### Exercise goal
Copy each line with the word "name" in it.

### Records to process
───
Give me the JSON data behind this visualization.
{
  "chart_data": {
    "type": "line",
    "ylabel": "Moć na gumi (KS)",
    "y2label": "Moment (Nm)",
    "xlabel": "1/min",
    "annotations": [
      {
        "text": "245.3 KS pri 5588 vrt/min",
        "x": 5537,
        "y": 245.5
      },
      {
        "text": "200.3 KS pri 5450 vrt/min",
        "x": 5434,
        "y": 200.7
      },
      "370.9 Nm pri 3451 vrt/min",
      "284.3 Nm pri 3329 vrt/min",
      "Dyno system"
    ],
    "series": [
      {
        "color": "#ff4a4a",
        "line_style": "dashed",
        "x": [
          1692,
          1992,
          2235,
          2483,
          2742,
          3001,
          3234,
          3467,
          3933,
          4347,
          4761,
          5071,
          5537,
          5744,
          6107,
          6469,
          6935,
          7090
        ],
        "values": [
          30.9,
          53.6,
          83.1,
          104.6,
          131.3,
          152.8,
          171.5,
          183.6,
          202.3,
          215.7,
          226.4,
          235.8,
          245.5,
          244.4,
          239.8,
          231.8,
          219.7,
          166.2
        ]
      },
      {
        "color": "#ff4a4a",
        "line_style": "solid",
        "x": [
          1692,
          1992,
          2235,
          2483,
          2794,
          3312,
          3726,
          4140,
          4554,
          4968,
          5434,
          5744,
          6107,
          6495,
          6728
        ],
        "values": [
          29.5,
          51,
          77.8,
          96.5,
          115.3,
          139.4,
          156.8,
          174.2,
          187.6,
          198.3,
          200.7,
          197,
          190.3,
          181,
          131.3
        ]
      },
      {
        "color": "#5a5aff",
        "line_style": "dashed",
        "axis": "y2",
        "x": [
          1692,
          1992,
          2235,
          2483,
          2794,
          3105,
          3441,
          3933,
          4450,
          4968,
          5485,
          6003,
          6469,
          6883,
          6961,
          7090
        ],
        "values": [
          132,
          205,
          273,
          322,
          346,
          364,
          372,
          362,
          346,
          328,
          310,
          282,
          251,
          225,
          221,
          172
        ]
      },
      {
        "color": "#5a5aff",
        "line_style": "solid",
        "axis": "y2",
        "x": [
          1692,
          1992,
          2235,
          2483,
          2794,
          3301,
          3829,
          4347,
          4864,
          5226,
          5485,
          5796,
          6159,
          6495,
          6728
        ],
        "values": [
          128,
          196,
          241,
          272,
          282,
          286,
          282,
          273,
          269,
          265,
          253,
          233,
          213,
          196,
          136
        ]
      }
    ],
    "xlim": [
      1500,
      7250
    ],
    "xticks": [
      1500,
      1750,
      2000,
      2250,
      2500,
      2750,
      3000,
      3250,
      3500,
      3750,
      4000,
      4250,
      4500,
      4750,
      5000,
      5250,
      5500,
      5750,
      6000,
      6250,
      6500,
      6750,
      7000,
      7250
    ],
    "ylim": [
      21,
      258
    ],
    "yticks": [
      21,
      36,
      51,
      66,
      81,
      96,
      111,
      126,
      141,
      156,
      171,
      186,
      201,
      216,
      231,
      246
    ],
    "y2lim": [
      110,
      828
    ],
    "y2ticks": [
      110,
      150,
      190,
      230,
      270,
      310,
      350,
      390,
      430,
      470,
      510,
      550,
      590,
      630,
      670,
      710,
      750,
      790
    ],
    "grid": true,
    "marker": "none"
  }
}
───
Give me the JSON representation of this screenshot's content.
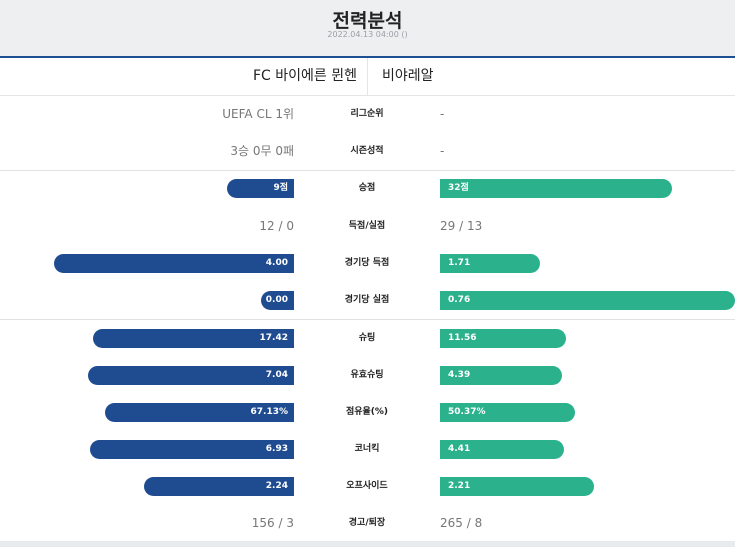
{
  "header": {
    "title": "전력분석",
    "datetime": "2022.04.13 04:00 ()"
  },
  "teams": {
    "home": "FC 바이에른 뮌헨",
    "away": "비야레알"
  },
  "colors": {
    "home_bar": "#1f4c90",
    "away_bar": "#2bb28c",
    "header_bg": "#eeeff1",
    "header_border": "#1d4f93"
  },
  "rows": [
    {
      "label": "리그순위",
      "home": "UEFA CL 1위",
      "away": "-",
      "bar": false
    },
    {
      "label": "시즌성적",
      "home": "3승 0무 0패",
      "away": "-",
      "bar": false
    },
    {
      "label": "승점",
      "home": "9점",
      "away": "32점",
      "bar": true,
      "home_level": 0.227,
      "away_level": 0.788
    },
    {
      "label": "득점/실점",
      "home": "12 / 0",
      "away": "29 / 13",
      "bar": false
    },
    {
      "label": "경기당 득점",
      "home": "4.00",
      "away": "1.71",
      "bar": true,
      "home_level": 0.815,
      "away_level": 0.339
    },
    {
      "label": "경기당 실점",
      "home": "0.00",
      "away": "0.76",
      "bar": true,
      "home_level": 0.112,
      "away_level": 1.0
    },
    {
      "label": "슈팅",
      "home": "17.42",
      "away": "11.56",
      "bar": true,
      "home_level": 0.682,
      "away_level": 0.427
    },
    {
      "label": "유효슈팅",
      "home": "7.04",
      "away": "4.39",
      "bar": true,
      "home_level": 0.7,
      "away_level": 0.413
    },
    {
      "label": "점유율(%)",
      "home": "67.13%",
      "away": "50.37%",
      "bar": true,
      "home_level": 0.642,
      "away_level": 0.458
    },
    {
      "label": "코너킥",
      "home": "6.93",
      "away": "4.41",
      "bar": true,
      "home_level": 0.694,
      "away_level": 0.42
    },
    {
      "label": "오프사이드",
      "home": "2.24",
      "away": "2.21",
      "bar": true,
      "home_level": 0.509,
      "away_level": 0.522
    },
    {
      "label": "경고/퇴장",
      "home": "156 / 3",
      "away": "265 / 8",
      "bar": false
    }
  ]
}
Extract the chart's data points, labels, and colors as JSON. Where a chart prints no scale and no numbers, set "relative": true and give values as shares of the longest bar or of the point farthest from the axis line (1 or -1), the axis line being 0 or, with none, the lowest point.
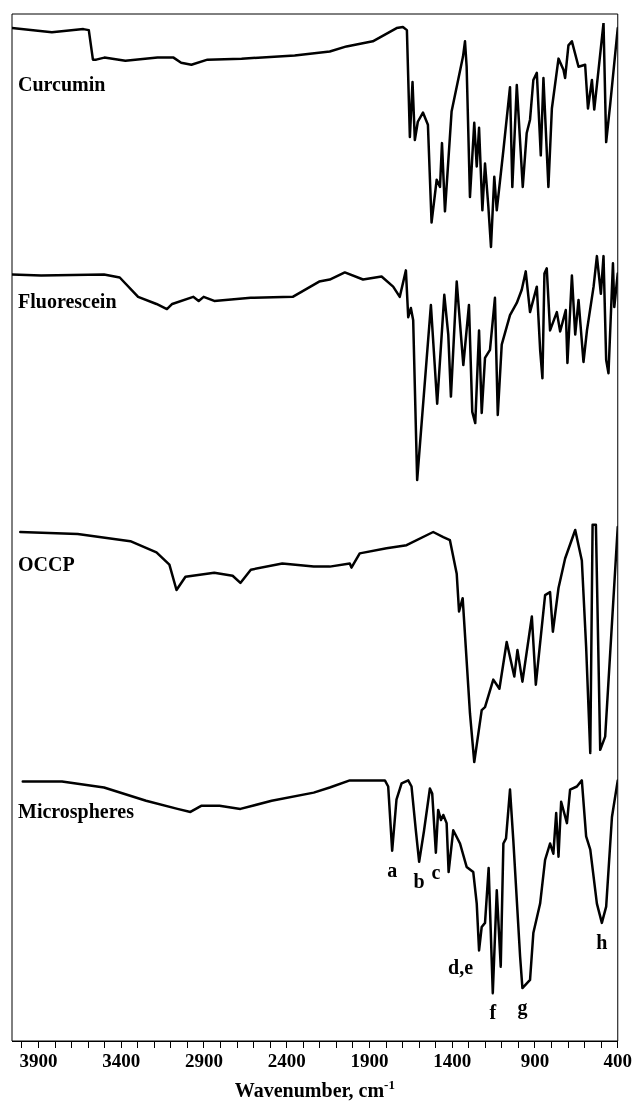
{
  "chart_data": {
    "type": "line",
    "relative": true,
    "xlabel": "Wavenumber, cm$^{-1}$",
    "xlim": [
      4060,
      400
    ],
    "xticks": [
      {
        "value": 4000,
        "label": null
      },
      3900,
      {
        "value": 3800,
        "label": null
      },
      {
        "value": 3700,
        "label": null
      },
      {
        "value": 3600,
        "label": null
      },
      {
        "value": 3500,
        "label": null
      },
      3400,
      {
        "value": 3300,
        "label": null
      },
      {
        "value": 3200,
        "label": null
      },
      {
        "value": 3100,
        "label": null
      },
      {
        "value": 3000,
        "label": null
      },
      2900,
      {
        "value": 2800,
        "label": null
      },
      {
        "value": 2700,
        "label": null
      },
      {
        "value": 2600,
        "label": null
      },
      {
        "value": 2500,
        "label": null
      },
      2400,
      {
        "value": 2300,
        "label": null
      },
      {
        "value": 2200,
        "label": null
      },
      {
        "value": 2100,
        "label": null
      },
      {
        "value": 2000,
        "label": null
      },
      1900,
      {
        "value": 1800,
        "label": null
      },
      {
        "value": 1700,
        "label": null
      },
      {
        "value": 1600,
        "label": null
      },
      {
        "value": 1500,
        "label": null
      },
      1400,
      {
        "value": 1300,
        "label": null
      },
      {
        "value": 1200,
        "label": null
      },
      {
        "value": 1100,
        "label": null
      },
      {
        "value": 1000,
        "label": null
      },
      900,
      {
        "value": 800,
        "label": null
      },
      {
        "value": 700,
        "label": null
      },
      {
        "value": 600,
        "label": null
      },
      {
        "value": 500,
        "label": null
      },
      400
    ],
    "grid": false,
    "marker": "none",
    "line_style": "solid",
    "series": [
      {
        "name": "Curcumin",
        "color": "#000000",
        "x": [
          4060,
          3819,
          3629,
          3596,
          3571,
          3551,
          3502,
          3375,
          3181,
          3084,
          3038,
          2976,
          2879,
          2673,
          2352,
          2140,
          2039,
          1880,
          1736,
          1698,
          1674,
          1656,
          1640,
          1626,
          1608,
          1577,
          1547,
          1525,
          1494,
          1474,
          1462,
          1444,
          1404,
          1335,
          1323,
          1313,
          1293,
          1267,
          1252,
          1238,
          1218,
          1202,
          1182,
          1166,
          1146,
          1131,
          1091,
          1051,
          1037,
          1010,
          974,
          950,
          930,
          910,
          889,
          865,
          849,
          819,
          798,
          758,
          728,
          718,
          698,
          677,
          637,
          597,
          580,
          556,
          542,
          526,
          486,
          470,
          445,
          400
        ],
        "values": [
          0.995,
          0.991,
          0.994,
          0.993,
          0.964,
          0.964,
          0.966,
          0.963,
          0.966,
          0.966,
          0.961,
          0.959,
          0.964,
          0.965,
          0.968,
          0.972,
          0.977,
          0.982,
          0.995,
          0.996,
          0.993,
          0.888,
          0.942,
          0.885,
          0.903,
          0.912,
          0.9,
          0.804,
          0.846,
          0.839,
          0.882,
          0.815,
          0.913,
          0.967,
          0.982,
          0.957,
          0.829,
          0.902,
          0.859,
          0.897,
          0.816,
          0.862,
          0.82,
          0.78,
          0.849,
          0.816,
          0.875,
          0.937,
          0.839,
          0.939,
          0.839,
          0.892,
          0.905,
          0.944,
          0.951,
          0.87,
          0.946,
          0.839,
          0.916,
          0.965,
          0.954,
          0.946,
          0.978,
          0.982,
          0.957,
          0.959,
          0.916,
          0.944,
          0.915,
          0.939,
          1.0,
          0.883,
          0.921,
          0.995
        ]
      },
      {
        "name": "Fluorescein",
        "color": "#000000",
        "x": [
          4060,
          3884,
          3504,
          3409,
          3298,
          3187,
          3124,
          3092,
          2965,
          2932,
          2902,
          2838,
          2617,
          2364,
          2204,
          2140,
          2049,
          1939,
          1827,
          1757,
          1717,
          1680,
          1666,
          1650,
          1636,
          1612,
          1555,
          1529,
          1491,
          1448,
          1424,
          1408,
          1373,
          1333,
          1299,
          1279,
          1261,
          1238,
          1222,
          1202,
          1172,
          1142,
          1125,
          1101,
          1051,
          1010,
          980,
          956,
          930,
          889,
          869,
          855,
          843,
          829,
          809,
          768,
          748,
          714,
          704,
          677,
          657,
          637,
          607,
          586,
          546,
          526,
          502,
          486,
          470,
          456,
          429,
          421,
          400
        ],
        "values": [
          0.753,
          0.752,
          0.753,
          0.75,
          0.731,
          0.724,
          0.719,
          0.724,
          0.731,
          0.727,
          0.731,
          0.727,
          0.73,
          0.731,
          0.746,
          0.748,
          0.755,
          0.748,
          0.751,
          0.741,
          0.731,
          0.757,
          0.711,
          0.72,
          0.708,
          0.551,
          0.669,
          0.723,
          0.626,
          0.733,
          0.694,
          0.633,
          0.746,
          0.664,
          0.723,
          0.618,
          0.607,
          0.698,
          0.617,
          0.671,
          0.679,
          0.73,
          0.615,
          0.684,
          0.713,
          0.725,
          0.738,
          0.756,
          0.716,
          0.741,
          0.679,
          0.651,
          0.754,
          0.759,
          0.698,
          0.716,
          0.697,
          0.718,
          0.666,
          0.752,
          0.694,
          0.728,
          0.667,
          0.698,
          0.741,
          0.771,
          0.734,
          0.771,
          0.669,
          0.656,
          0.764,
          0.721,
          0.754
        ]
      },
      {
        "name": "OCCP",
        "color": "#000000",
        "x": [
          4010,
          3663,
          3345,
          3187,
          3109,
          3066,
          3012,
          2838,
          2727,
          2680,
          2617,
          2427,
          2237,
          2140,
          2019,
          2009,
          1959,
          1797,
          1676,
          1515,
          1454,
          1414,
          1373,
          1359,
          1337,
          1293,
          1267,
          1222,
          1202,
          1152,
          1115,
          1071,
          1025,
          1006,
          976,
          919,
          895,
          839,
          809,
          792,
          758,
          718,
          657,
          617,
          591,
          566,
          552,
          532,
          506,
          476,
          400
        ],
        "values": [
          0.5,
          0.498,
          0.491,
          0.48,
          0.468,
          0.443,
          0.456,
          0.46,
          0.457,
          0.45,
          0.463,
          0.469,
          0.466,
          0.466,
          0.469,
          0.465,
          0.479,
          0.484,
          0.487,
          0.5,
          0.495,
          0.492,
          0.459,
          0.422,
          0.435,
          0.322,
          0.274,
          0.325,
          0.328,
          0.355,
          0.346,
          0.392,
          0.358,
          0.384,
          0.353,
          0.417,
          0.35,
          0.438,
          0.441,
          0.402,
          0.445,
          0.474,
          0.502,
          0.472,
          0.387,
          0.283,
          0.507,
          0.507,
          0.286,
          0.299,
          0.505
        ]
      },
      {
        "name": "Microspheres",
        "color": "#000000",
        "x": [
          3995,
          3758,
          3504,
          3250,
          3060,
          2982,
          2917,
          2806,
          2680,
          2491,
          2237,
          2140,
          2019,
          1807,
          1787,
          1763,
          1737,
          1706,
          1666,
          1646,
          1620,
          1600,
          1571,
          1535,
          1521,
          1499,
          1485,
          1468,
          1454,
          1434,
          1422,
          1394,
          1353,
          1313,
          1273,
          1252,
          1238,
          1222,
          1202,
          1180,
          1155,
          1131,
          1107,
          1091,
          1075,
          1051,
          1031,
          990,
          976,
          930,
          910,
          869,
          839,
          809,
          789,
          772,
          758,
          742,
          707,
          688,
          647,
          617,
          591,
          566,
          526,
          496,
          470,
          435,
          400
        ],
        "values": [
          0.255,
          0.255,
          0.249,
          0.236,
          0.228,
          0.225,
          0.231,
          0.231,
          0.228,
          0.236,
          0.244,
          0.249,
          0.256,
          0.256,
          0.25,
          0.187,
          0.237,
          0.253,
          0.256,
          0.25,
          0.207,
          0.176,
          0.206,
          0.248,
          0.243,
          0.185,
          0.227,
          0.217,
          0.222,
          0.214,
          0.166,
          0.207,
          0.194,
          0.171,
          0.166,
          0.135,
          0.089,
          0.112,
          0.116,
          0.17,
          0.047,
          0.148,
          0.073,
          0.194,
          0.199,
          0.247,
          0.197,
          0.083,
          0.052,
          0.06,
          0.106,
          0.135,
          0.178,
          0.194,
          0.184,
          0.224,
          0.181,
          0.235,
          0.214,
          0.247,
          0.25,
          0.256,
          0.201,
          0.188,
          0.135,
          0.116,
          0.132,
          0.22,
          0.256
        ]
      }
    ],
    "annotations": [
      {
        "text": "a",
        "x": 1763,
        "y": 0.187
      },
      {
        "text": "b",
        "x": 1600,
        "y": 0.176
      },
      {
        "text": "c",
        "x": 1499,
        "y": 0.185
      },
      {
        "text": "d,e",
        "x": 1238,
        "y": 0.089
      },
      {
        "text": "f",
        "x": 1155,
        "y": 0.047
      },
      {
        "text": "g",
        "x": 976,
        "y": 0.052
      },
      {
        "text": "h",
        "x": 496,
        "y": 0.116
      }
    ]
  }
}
───
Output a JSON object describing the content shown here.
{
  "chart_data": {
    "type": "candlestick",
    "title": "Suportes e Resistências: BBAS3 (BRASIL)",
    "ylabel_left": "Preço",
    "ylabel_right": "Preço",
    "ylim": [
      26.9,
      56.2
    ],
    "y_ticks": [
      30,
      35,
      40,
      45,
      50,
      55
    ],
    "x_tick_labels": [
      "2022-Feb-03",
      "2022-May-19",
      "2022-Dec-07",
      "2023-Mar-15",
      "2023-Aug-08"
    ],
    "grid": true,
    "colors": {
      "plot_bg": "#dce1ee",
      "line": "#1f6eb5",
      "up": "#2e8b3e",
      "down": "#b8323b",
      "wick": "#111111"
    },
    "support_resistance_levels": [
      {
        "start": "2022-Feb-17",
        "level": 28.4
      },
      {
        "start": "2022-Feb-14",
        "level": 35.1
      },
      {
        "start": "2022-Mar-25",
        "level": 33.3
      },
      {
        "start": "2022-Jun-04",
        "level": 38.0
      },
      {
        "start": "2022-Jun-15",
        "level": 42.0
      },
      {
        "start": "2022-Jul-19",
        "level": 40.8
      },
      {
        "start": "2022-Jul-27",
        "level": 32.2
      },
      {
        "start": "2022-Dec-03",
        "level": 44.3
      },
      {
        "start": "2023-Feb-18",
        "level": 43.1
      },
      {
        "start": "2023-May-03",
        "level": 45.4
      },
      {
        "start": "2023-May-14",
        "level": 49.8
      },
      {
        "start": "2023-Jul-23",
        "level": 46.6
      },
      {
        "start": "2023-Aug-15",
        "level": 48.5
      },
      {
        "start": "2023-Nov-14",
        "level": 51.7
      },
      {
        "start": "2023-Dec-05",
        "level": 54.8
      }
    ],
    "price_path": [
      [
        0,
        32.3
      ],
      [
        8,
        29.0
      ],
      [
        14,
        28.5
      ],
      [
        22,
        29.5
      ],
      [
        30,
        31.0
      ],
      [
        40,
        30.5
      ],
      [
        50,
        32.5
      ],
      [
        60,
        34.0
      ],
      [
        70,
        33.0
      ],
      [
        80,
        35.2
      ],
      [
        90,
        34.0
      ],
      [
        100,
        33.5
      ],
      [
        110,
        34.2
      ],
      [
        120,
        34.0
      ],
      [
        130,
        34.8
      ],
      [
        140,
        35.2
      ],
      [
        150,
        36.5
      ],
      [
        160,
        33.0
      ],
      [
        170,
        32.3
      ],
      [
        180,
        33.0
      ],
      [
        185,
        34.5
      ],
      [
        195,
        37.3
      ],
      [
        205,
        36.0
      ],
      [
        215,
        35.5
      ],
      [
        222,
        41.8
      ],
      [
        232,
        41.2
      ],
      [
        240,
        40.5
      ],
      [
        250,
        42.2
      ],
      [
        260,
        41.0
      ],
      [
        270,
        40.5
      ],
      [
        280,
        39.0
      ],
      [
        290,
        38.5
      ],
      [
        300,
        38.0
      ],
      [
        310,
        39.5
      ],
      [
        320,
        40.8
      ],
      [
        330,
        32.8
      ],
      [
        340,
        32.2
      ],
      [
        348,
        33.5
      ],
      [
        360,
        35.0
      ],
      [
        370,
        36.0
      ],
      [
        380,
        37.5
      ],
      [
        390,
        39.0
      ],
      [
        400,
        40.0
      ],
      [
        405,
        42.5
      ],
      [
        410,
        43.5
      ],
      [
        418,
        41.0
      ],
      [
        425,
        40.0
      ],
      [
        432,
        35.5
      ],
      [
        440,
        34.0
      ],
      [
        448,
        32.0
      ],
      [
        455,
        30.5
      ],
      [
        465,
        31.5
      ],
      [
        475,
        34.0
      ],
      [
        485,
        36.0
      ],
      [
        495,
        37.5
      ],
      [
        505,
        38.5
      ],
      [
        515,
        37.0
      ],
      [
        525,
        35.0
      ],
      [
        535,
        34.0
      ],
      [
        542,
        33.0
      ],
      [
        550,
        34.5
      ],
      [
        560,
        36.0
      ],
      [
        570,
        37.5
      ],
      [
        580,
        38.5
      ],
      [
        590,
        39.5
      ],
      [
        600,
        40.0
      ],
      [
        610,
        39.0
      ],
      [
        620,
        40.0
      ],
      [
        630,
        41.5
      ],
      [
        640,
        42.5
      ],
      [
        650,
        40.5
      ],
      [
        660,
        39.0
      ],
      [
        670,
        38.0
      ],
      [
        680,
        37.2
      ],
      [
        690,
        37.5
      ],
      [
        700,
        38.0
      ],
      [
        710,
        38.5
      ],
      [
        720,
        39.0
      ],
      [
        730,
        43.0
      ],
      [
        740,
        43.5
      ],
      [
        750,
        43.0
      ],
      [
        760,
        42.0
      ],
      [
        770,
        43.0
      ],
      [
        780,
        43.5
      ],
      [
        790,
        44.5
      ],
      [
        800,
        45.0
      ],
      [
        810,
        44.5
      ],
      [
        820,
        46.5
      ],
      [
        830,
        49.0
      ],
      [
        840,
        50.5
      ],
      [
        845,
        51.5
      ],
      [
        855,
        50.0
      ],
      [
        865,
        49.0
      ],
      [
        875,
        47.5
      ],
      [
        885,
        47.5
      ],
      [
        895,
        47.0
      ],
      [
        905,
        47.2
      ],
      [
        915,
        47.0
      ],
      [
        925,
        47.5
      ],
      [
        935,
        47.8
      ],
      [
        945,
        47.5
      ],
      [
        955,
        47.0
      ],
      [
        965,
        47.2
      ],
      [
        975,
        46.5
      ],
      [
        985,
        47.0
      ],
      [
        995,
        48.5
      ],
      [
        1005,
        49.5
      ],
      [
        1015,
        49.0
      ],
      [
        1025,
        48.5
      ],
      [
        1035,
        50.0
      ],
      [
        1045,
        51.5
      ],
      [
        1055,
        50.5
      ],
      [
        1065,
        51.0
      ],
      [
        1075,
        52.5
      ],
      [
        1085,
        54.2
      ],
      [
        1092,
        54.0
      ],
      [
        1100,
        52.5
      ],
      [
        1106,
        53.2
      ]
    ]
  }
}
───
### Full response
        "name": "Curcumin",
        "name": "Fluorescein",
        "name": "OCCP",
        "name": "Microspheres",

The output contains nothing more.